#### [The exercise]
Look through the data below and work out how many lines contain the string "text". Give the number alone.

#### [Material for this exercise]

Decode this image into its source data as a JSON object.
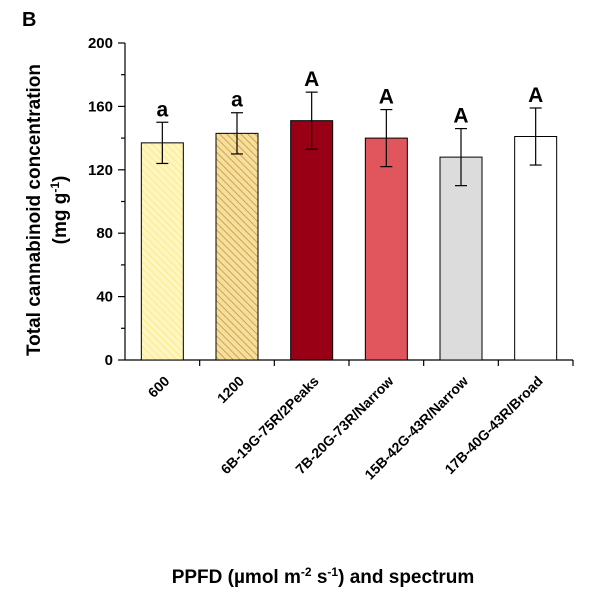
{
  "panel_label": "B",
  "chart_data": {
    "type": "bar",
    "ylabel_line1": "Total cannabinoid concentration",
    "ylabel_line2": {
      "pre": "(mg g",
      "sup": "-1",
      "post": ")"
    },
    "xlabel": {
      "parts": [
        {
          "text": "PPFD (µmol m",
          "sup": false
        },
        {
          "text": "-2",
          "sup": true
        },
        {
          "text": " s",
          "sup": false
        },
        {
          "text": "-1",
          "sup": true
        },
        {
          "text": ") and spectrum",
          "sup": false
        }
      ]
    },
    "ylim": [
      0,
      200
    ],
    "yticks": [
      0,
      40,
      80,
      120,
      160,
      200
    ],
    "categories": [
      "600",
      "1200",
      "6B-19G-75R/2Peaks",
      "7B-20G-73R/Narrow",
      "15B-42G-43R/Narrow",
      "17B-40G-43R/Broad"
    ],
    "values": [
      137,
      143,
      151,
      140,
      128,
      141
    ],
    "errors": [
      13,
      13,
      18,
      18,
      18,
      18
    ],
    "significance_labels": [
      "a",
      "a",
      "A",
      "A",
      "A",
      "A"
    ],
    "fills": [
      "#fdf6c0",
      "#f5dfa0",
      "#9a0015",
      "#e1555d",
      "#dcdcdc",
      "#ffffff"
    ],
    "hatch_colors": [
      "#ffe98a",
      "#d3a442",
      null,
      null,
      null,
      null
    ],
    "grid": false
  }
}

#### [Full output]
5